▶ _INSTRUCTION_
Every entry below should be repeated exactly; the pictures should not.

▶ _RECORDS SUPPLIED_
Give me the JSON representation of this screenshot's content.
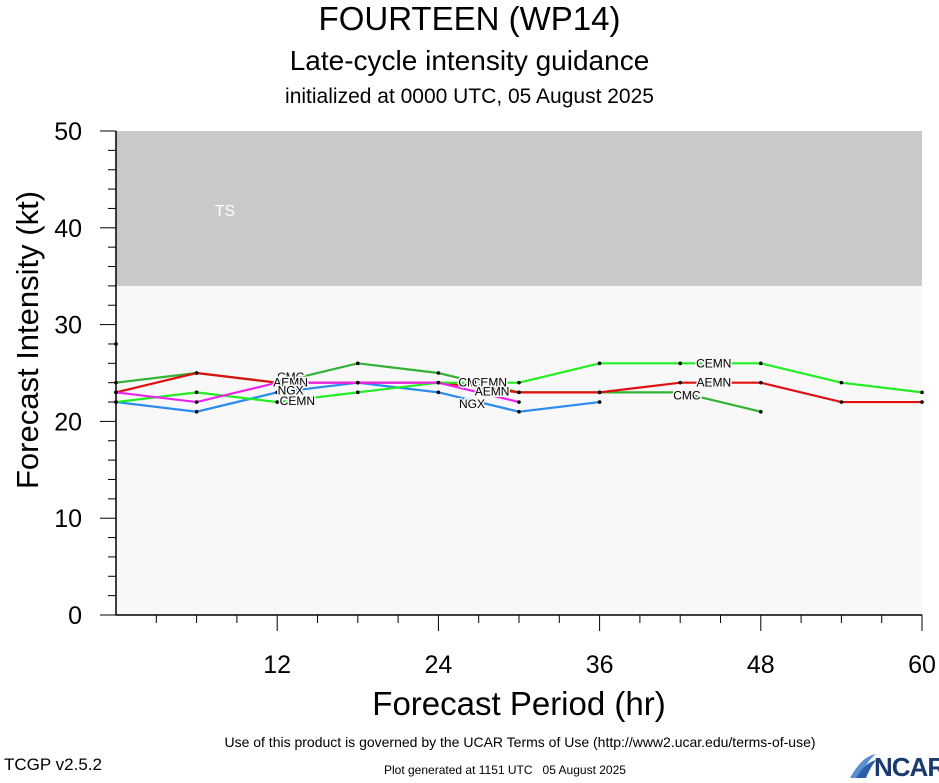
{
  "header": {
    "title": "FOURTEEN (WP14)",
    "subtitle": "Late-cycle intensity guidance",
    "init": "initialized at 0000 UTC, 05 August 2025"
  },
  "footer": {
    "terms": "Use of this product is governed by the UCAR Terms of Use (http://www2.ucar.edu/terms-of-use)",
    "version": "TCGP v2.5.2",
    "generated": "Plot generated at 1151 UTC   05 August 2025",
    "logo": "NCAR"
  },
  "colors": {
    "ts_band": "#c9c9c9",
    "plot_bg": "#f8f8f8",
    "NGX": "#2a8cf0",
    "CMC": "#33b233",
    "AEMN": "#e01010",
    "CEMN": "#22ee22",
    "magenta": "#ee22ee"
  },
  "chart_data": {
    "type": "line",
    "xlabel": "Forecast Period (hr)",
    "ylabel": "Forecast Intensity (kt)",
    "xlim": [
      0,
      60
    ],
    "ylim": [
      0,
      50
    ],
    "xticks": [
      12,
      24,
      36,
      48,
      60
    ],
    "yticks": [
      0,
      10,
      20,
      30,
      40,
      50
    ],
    "bands": [
      {
        "label": "TS",
        "from": 34,
        "to": 50
      }
    ],
    "initial_point": {
      "x": 0,
      "y": 28
    },
    "series": [
      {
        "name": "NGX",
        "x": [
          0,
          6,
          12,
          18,
          24,
          30,
          36
        ],
        "values": [
          22,
          21,
          23,
          24,
          23,
          21,
          22
        ]
      },
      {
        "name": "CMC",
        "x": [
          0,
          6,
          12,
          18,
          24,
          30,
          36,
          42,
          48
        ],
        "values": [
          24,
          25,
          24,
          26,
          25,
          23,
          23,
          23,
          21
        ]
      },
      {
        "name": "AEMN",
        "x": [
          0,
          6,
          12,
          18,
          24,
          30,
          36,
          42,
          48,
          54,
          60
        ],
        "values": [
          23,
          25,
          24,
          24,
          24,
          23,
          23,
          24,
          24,
          22,
          22
        ]
      },
      {
        "name": "CEMN",
        "x": [
          0,
          6,
          12,
          18,
          24,
          30,
          36,
          42,
          48,
          54,
          60
        ],
        "values": [
          22,
          23,
          22,
          23,
          24,
          24,
          26,
          26,
          26,
          24,
          23
        ]
      },
      {
        "name": "",
        "x": [
          0,
          6,
          12,
          18,
          24,
          30
        ],
        "values": [
          23,
          22,
          24,
          24,
          24,
          22
        ]
      }
    ],
    "labels": [
      {
        "text": "CMC",
        "x": 13,
        "y": 24.6
      },
      {
        "text": "AEMN",
        "x": 13,
        "y": 24.0
      },
      {
        "text": "NGX",
        "x": 13,
        "y": 23.2
      },
      {
        "text": "CEMN",
        "x": 13.5,
        "y": 22.1
      },
      {
        "text": "CMC",
        "x": 26.5,
        "y": 24.0
      },
      {
        "text": "CEMN",
        "x": 27.8,
        "y": 24.0
      },
      {
        "text": "AEMN",
        "x": 28,
        "y": 23.1
      },
      {
        "text": "NGX",
        "x": 26.5,
        "y": 21.8
      },
      {
        "text": "CEMN",
        "x": 44.5,
        "y": 26.0
      },
      {
        "text": "AEMN",
        "x": 44.5,
        "y": 24.0
      },
      {
        "text": "CMC",
        "x": 42.5,
        "y": 22.7
      }
    ]
  }
}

▶ _RESULT OF THIS EXERCISE_
Give me the JSON representation of this screenshot's content.
{
  "header": {
    "title": "FOURTEEN (WP14)",
    "subtitle": "Late-cycle intensity guidance",
    "init": "initialized at 0000 UTC, 05 August 2025"
  },
  "footer": {
    "terms": "Use of this product is governed by the UCAR Terms of Use (http://www2.ucar.edu/terms-of-use)",
    "version": "TCGP v2.5.2",
    "generated": "Plot generated at 1151 UTC   05 August 2025",
    "logo": "NCAR"
  },
  "colors": {
    "ts_band": "#c9c9c9",
    "plot_bg": "#f8f8f8",
    "NGX": "#2a8cf0",
    "CMC": "#33b233",
    "AEMN": "#e01010",
    "CEMN": "#22ee22",
    "magenta": "#ee22ee"
  },
  "chart_data": {
    "type": "line",
    "xlabel": "Forecast Period (hr)",
    "ylabel": "Forecast Intensity (kt)",
    "xlim": [
      0,
      60
    ],
    "ylim": [
      0,
      50
    ],
    "xticks": [
      12,
      24,
      36,
      48,
      60
    ],
    "yticks": [
      0,
      10,
      20,
      30,
      40,
      50
    ],
    "bands": [
      {
        "label": "TS",
        "from": 34,
        "to": 50
      }
    ],
    "initial_point": {
      "x": 0,
      "y": 28
    },
    "series": [
      {
        "name": "NGX",
        "x": [
          0,
          6,
          12,
          18,
          24,
          30,
          36
        ],
        "values": [
          22,
          21,
          23,
          24,
          23,
          21,
          22
        ]
      },
      {
        "name": "CMC",
        "x": [
          0,
          6,
          12,
          18,
          24,
          30,
          36,
          42,
          48
        ],
        "values": [
          24,
          25,
          24,
          26,
          25,
          23,
          23,
          23,
          21
        ]
      },
      {
        "name": "AEMN",
        "x": [
          0,
          6,
          12,
          18,
          24,
          30,
          36,
          42,
          48,
          54,
          60
        ],
        "values": [
          23,
          25,
          24,
          24,
          24,
          23,
          23,
          24,
          24,
          22,
          22
        ]
      },
      {
        "name": "CEMN",
        "x": [
          0,
          6,
          12,
          18,
          24,
          30,
          36,
          42,
          48,
          54,
          60
        ],
        "values": [
          22,
          23,
          22,
          23,
          24,
          24,
          26,
          26,
          26,
          24,
          23
        ]
      },
      {
        "name": "",
        "x": [
          0,
          6,
          12,
          18,
          24,
          30
        ],
        "values": [
          23,
          22,
          24,
          24,
          24,
          22
        ]
      }
    ],
    "labels": [
      {
        "text": "CMC",
        "x": 13,
        "y": 24.6
      },
      {
        "text": "AEMN",
        "x": 13,
        "y": 24.0
      },
      {
        "text": "NGX",
        "x": 13,
        "y": 23.2
      },
      {
        "text": "CEMN",
        "x": 13.5,
        "y": 22.1
      },
      {
        "text": "CMC",
        "x": 26.5,
        "y": 24.0
      },
      {
        "text": "CEMN",
        "x": 27.8,
        "y": 24.0
      },
      {
        "text": "AEMN",
        "x": 28,
        "y": 23.1
      },
      {
        "text": "NGX",
        "x": 26.5,
        "y": 21.8
      },
      {
        "text": "CEMN",
        "x": 44.5,
        "y": 26.0
      },
      {
        "text": "AEMN",
        "x": 44.5,
        "y": 24.0
      },
      {
        "text": "CMC",
        "x": 42.5,
        "y": 22.7
      }
    ]
  }
}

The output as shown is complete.